++++ Quoted text ++++

Friday, June 14, 2013

Even Before I Left I Was Craving All of My Favorite NY Foods

Even before I left I was craving all of my favorite New York foods, the stuff that I wouldn't be able to find in Maui like heroes, and Nathan's hot dogs and Junior's cheesecake, fried chicken and Italian ices, $2 slices of my favorite pizza and banana pudding. So, a few days before my flight, I asked my dad to bring me a throwback from our Red Hook days. I sent him to the glorified deli on Lorraine Street, the place where I had my very first hero, and asked him to bring back what I called the "classic": a ham and cheese with lettuce, tomato and mayo on both sides. For old time's sake.

He walked in to my house early the next morning, holding out the the tightly wrapped sandwich, smiling from ear to ear, pride in his eyes. "Here you go. I have one, too. When you're ready, meet me upstairs."



Needless to say, enjoying that sandwich with my dad was memory material. It was everything that I remembered it to be, probably better. Soft bread, flaky crust, salty ham wrapped lovingly around the cheese in folds and mellowed out by the mayo and tomatoes, all coming together in harmony.

Michele unwittingly made another wish come true by bringing Junior's cheesecake home a few days later. It is the only cheesecake that I have ever loved. Another throwback, I have been enjoying the dessert since the 1980's, making a bee line for the restaurant with the family after church service at the old Brooklyn Tabernacle on Flatbush Avenue. It's the texture, smooth and consistent throughout, whipped but firm, not too sweet. Most importantly, it is not cheesy in the way that some ricotta cakes can be and is somehow light and rich at the same time. I relished my last strawberry slice, slowly and systematically, knowing that it would be a long time before I would have another.




I had some momentum here. What was stopping me from having a private little reunion with all of my old food favorites? What was next? Two nights before we left, Michele and I made a spontaneous decision to stop at Uncle Louie's, on Union Street, for an Italian ice. Now, there's something called "shave ice" here in Hawaii but it is a different thing entirely. A mound of shaved iced is drizzled with flavored syrup and it's consistency is more in sync with a granita than the fine and uniform flavor of the ices that speak to summer in New York.

++++ Dataset extract ++++

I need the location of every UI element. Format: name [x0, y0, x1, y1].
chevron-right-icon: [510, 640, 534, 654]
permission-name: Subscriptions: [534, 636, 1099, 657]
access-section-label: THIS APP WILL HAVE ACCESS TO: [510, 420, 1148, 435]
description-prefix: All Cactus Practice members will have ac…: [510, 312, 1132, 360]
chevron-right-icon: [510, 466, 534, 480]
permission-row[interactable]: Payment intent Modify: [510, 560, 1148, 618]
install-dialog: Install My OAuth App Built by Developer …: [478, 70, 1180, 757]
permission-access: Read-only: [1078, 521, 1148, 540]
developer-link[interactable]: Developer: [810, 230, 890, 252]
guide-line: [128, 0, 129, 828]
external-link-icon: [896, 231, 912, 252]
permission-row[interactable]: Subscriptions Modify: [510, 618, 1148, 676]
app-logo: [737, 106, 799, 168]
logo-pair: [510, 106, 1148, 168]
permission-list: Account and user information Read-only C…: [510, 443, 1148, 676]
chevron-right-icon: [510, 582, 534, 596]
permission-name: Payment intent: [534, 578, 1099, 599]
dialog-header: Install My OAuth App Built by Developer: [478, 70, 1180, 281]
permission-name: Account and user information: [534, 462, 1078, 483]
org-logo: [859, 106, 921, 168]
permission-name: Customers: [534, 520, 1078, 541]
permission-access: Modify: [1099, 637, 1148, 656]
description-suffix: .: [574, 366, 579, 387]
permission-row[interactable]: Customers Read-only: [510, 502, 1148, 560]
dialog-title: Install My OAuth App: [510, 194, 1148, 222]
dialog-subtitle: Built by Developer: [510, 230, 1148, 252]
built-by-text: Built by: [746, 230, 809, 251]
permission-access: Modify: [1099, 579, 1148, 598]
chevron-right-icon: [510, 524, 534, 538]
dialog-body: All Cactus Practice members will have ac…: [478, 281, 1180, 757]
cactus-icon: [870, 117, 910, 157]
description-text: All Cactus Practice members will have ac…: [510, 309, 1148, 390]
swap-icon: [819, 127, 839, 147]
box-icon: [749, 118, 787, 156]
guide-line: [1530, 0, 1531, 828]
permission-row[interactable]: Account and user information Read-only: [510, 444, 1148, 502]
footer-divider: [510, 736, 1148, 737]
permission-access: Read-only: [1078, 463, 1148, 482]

++++

• Things to do:
**A.** In the blog post about New York foods, on which street is Uncle Louie's?
**B.** Reproduce the records word for word, from their first line up to and including the line with "permission-name: Account and".

• Exercise answers:
**A.** Union Street

**B.**
I need the location of every UI element. Format: name [x0, y0, x1, y1].
chevron-right-icon: [510, 640, 534, 654]
permission-name: Subscriptions: [534, 636, 1099, 657]
access-section-label: THIS APP WILL HAVE ACCESS TO: [510, 420, 1148, 435]
description-prefix: All Cactus Practice members will have ac…: [510, 312, 1132, 360]
chevron-right-icon: [510, 466, 534, 480]
permission-row[interactable]: Payment intent Modify: [510, 560, 1148, 618]
install-dialog: Install My OAuth App Built by Developer …: [478, 70, 1180, 757]
permission-access: Read-only: [1078, 521, 1148, 540]
developer-link[interactable]: Developer: [810, 230, 890, 252]
guide-line: [128, 0, 129, 828]
external-link-icon: [896, 231, 912, 252]
permission-row[interactable]: Subscriptions Modify: [510, 618, 1148, 676]
app-logo: [737, 106, 799, 168]
logo-pair: [510, 106, 1148, 168]
permission-list: Account and user information Read-only C…: [510, 443, 1148, 676]
chevron-right-icon: [510, 582, 534, 596]
permission-name: Payment intent: [534, 578, 1099, 599]
dialog-header: Install My OAuth App Built by Developer: [478, 70, 1180, 281]
permission-name: Account and user information: [534, 462, 1078, 483]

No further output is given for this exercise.